━━ DATA TO USE
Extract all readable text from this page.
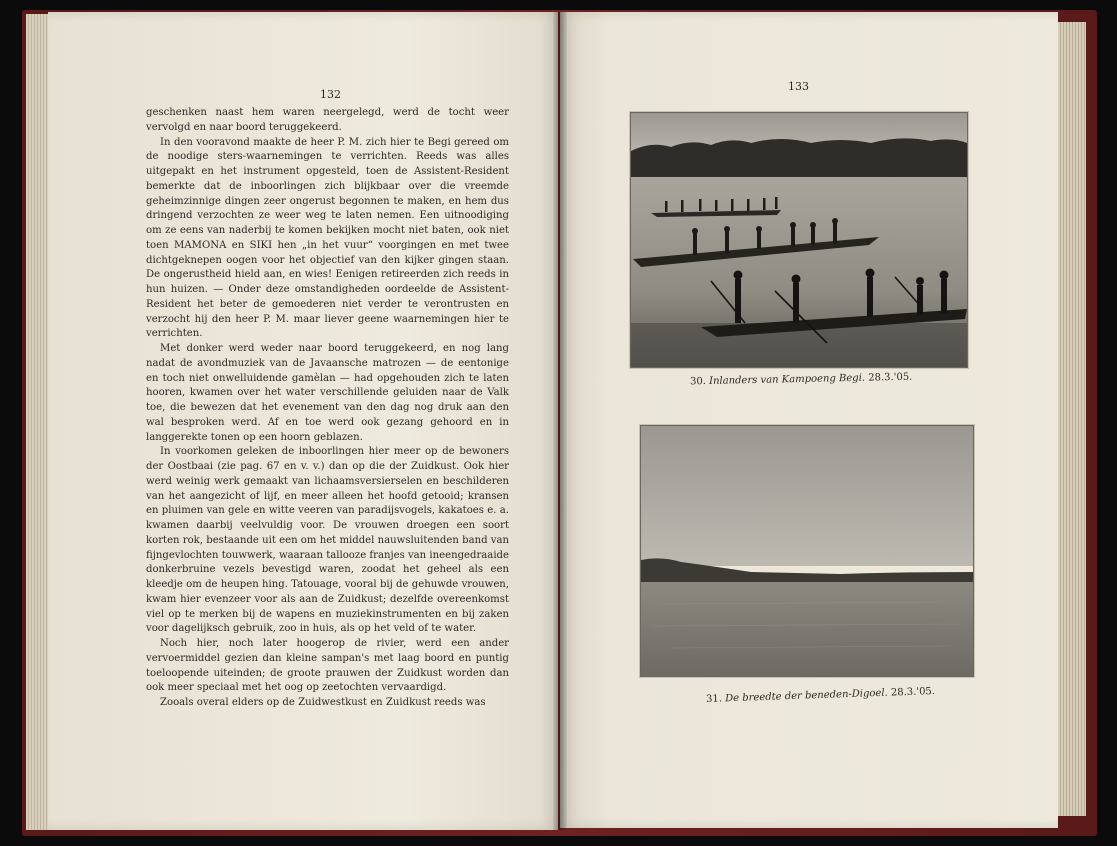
132
133

geschenken naast hem waren neergelegd, werd de tocht weer vervolgd en naar boord teruggekeerd.

In den vooravond maakte de heer P. M. zich hier te Begi gereed om de noodige sters-waarnemingen te verrichten. Reeds was alles uitgepakt en het instrument opgesteld, toen de Assistent-Resident bemerkte dat de inboorlingen zich blijkbaar over die vreemde geheimzinnige dingen zeer ongerust begonnen te maken, en hem dus dringend verzochten ze weer weg te laten nemen. Een uitnoodiging om ze eens van naderbij te komen bekijken mocht niet baten, ook niet toen MAMONA en SIKI hen „in het vuur“ voorgingen en met twee dichtgeknepen oogen voor het objectief van den kijker gingen staan. De ongerustheid hield aan, en wies! Eenigen retireerden zich reeds in hun huizen. — Onder deze omstandigheden oordeelde de Assistent-Resident het beter de gemoederen niet verder te verontrusten en verzocht hij den heer P. M. maar liever geene waarnemingen hier te verrichten.

Met donker werd weder naar boord teruggekeerd, en nog lang nadat de avondmuziek van de Javaansche matrozen — de eentonige en toch niet onwelluidende gamèlan — had opgehouden zich te laten hooren, kwamen over het water verschillende geluiden naar de Valk toe, die bewezen dat het evenement van den dag nog druk aan den wal besproken werd. Af en toe werd ook gezang gehoord en in langgerekte tonen op een hoorn geblazen.

In voorkomen geleken de inboorlingen hier meer op de bewoners der Oostbaai (zie pag. 67 en v. v.) dan op die der Zuidkust. Ook hier werd weinig werk gemaakt van lichaamsversierselen en beschilderen van het aangezicht of lijf, en meer alleen het hoofd getooid; kransen en pluimen van gele en witte veeren van paradijsvogels, kakatoes e. a. kwamen daarbij veelvuldig voor. De vrouwen droegen een soort korten rok, bestaande uit een om het middel nauwsluitenden band van fijngevlochten touwwerk, waaraan tallooze franjes van ineengedraaide donkerbruine vezels bevestigd waren, zoodat het geheel als een kleedje om de heupen hing. Tatouage, vooral bij de gehuwde vrouwen, kwam hier evenzeer voor als aan de Zuidkust; dezelfde overeenkomst viel op te merken bij de wapens en muziekinstrumenten en bij zaken voor dagelijksch gebruik, zoo in huis, als op het veld of te water.

Noch hier, noch later hoogerop de rivier, werd een ander vervoermiddel gezien dan kleine sampan's met laag boord en puntig toeloopende uiteinden; de groote prauwen der Zuidkust worden dan ook meer speciaal met het oog op zeetochten vervaardigd.

Zooals overal elders op de Zuidwestkust en Zuidkust reeds was

30. Inlanders van Kampoeng Begi. 28.3.'05.
31. De breedte der beneden-Digoel. 28.3.'05.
━━━━
Copy every line of the records above that contains "teruggekeerd".

geschenken naast hem waren neergelegd, werd de tocht weer vervolgd en naar boord teruggekeerd.
Met donker werd weder naar boord teruggekeerd, en nog lang nadat de avondmuziek van de Javaansche matrozen — de eentonige en toch niet onwelluidende gamèlan — had opgehouden zich te laten hooren, kwamen over het water verschillende geluiden naar de Valk toe, die bewezen dat het evenement van den dag nog druk aan den wal besproken werd. Af en toe werd ook gezang gehoord en in langgerekte tonen op een hoorn geblazen.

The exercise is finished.